● Aim
Give back the full listing verbatim, apart from its images.
## BEGIN Information shown
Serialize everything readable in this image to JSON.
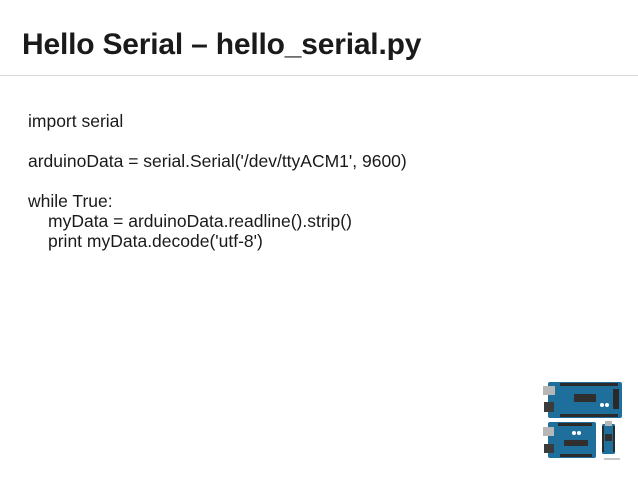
{
  "slide": {
    "title": "Hello Serial – hello_serial.py"
  },
  "code": {
    "lines": [
      {
        "text": "import serial",
        "indent": 0
      },
      {
        "text": "",
        "indent": 0
      },
      {
        "text": "arduinoData = serial.Serial('/dev/ttyACM1', 9600)",
        "indent": 0
      },
      {
        "text": "",
        "indent": 0
      },
      {
        "text": "while True:",
        "indent": 0
      },
      {
        "text": "myData = arduinoData.readline().strip()",
        "indent": 1
      },
      {
        "text": "print myData.decode('utf-8')",
        "indent": 1
      }
    ]
  },
  "image": {
    "description_icon": "arduino-boards-icon",
    "board_color": "#1e6f9c"
  }
}
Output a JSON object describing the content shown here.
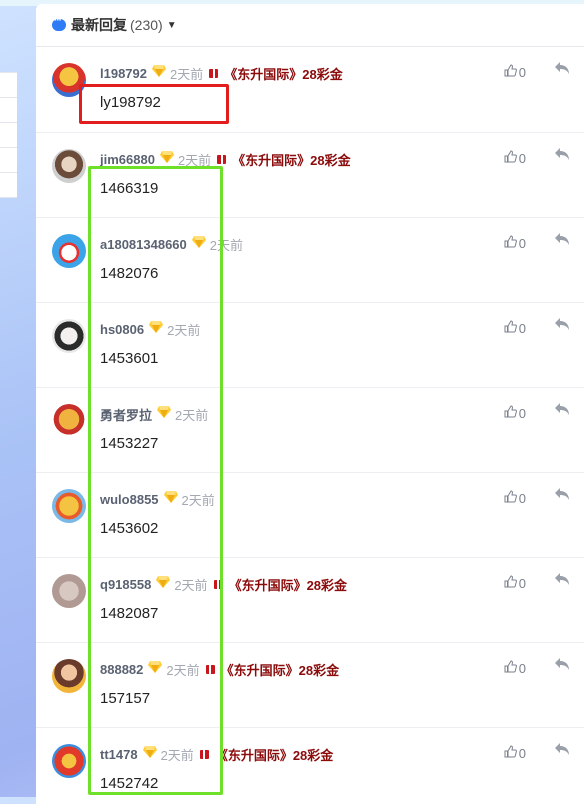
{
  "header": {
    "title": "最新回复",
    "count": "(230)",
    "icon": "chat-bubble-icon"
  },
  "colors": {
    "accent": "#2e7cf6",
    "title_red": "#8b0a0a",
    "gift_red": "#c8161d",
    "highlight_red": "#e21d1d",
    "highlight_green": "#6fe02a"
  },
  "comments": [
    {
      "username": "l198792",
      "time": "2天前",
      "title": "《东升国际》28彩金",
      "content": "ly198792",
      "likes": "0"
    },
    {
      "username": "jim66880",
      "time": "2天前",
      "title": "《东升国际》28彩金",
      "content": "1466319",
      "likes": "0"
    },
    {
      "username": "a18081348660",
      "time": "2天前",
      "title": "",
      "content": "1482076",
      "likes": "0"
    },
    {
      "username": "hs0806",
      "time": "2天前",
      "title": "",
      "content": "1453601",
      "likes": "0"
    },
    {
      "username": "勇者罗拉",
      "time": "2天前",
      "title": "",
      "content": "1453227",
      "likes": "0"
    },
    {
      "username": "wulo8855",
      "time": "2天前",
      "title": "",
      "content": "1453602",
      "likes": "0"
    },
    {
      "username": "q918558",
      "time": "2天前",
      "title": "《东升国际》28彩金",
      "content": "1482087",
      "likes": "0"
    },
    {
      "username": "888882",
      "time": "2天前",
      "title": "《东升国际》28彩金",
      "content": "157157",
      "likes": "0"
    },
    {
      "username": "tt1478",
      "time": "2天前",
      "title": "《东升国际》28彩金",
      "content": "1452742",
      "likes": "0"
    }
  ]
}
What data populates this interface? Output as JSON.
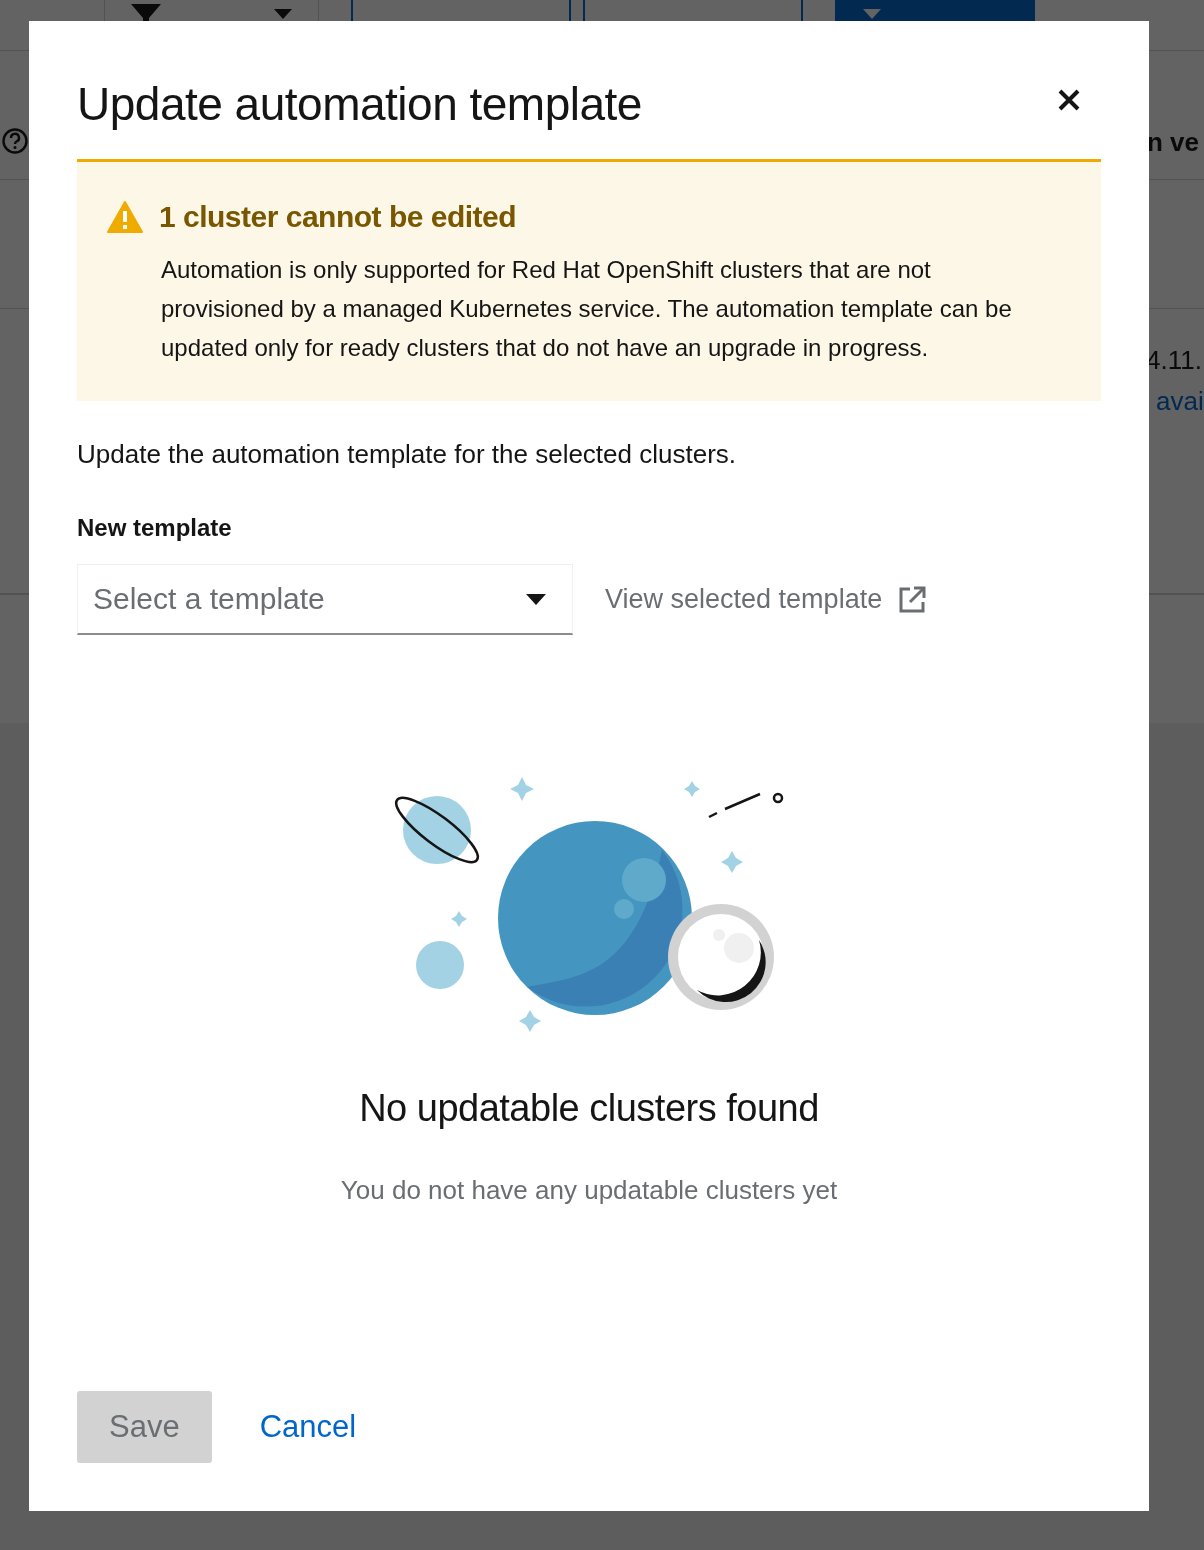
{
  "background": {
    "toolbar": [
      {
        "kind": "filter"
      },
      {
        "kind": "secondary"
      },
      {
        "kind": "secondary"
      },
      {
        "kind": "primary"
      }
    ],
    "column_header": "n ve",
    "version": "4.11.",
    "link": "avai"
  },
  "modal": {
    "title": "Update automation template",
    "alert": {
      "title": "1 cluster cannot be edited",
      "body": "Automation is only supported for Red Hat OpenShift clusters that are not provisioned by a managed Kubernetes service. The automation template can be updated only for ready clusters that do not have an upgrade in progress."
    },
    "description": "Update the automation template for the selected clusters.",
    "field_label": "New template",
    "select": {
      "placeholder": "Select a template"
    },
    "view_link": "View selected template",
    "empty_state": {
      "title": "No updatable clusters found",
      "body": "You do not have any updatable clusters yet"
    },
    "buttons": [
      {
        "kind": "primary",
        "label": "Save",
        "disabled": true
      },
      {
        "kind": "link",
        "label": "Cancel",
        "disabled": false
      }
    ]
  }
}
## END Information shown
● Expected answer
Serialize everything readable in this image to JSON.
{
  "slide": {
    "title": "Hello Serial – hello_serial.py"
  },
  "code": {
    "lines": [
      {
        "text": "import serial",
        "indent": 0
      },
      {
        "text": "",
        "indent": 0
      },
      {
        "text": "arduinoData = serial.Serial('/dev/ttyACM1', 9600)",
        "indent": 0
      },
      {
        "text": "",
        "indent": 0
      },
      {
        "text": "while True:",
        "indent": 0
      },
      {
        "text": "myData = arduinoData.readline().strip()",
        "indent": 1
      },
      {
        "text": "print myData.decode('utf-8')",
        "indent": 1
      }
    ]
  },
  "image": {
    "description_icon": "arduino-boards-icon",
    "board_color": "#1e6f9c"
  }
}
Output a JSON object describing the content shown here.
{
  "header": {
    "title": "最新回复",
    "count": "(230)",
    "icon": "chat-bubble-icon"
  },
  "colors": {
    "accent": "#2e7cf6",
    "title_red": "#8b0a0a",
    "gift_red": "#c8161d",
    "highlight_red": "#e21d1d",
    "highlight_green": "#6fe02a"
  },
  "comments": [
    {
      "username": "l198792",
      "time": "2天前",
      "title": "《东升国际》28彩金",
      "content": "ly198792",
      "likes": "0"
    },
    {
      "username": "jim66880",
      "time": "2天前",
      "title": "《东升国际》28彩金",
      "content": "1466319",
      "likes": "0"
    },
    {
      "username": "a18081348660",
      "time": "2天前",
      "title": "",
      "content": "1482076",
      "likes": "0"
    },
    {
      "username": "hs0806",
      "time": "2天前",
      "title": "",
      "content": "1453601",
      "likes": "0"
    },
    {
      "username": "勇者罗拉",
      "time": "2天前",
      "title": "",
      "content": "1453227",
      "likes": "0"
    },
    {
      "username": "wulo8855",
      "time": "2天前",
      "title": "",
      "content": "1453602",
      "likes": "0"
    },
    {
      "username": "q918558",
      "time": "2天前",
      "title": "《东升国际》28彩金",
      "content": "1482087",
      "likes": "0"
    },
    {
      "username": "888882",
      "time": "2天前",
      "title": "《东升国际》28彩金",
      "content": "157157",
      "likes": "0"
    },
    {
      "username": "tt1478",
      "time": "2天前",
      "title": "《东升国际》28彩金",
      "content": "1452742",
      "likes": "0"
    }
  ]
}
What data populates this interface? Output as JSON.
{
  "background": {
    "toolbar": [
      {
        "kind": "filter"
      },
      {
        "kind": "secondary"
      },
      {
        "kind": "secondary"
      },
      {
        "kind": "primary"
      }
    ],
    "column_header": "n ve",
    "version": "4.11.",
    "link": "avai"
  },
  "modal": {
    "title": "Update automation template",
    "alert": {
      "title": "1 cluster cannot be edited",
      "body": "Automation is only supported for Red Hat OpenShift clusters that are not provisioned by a managed Kubernetes service. The automation template can be updated only for ready clusters that do not have an upgrade in progress."
    },
    "description": "Update the automation template for the selected clusters.",
    "field_label": "New template",
    "select": {
      "placeholder": "Select a template"
    },
    "view_link": "View selected template",
    "empty_state": {
      "title": "No updatable clusters found",
      "body": "You do not have any updatable clusters yet"
    },
    "buttons": [
      {
        "kind": "primary",
        "label": "Save",
        "disabled": true
      },
      {
        "kind": "link",
        "label": "Cancel",
        "disabled": false
      }
    ]
  }
}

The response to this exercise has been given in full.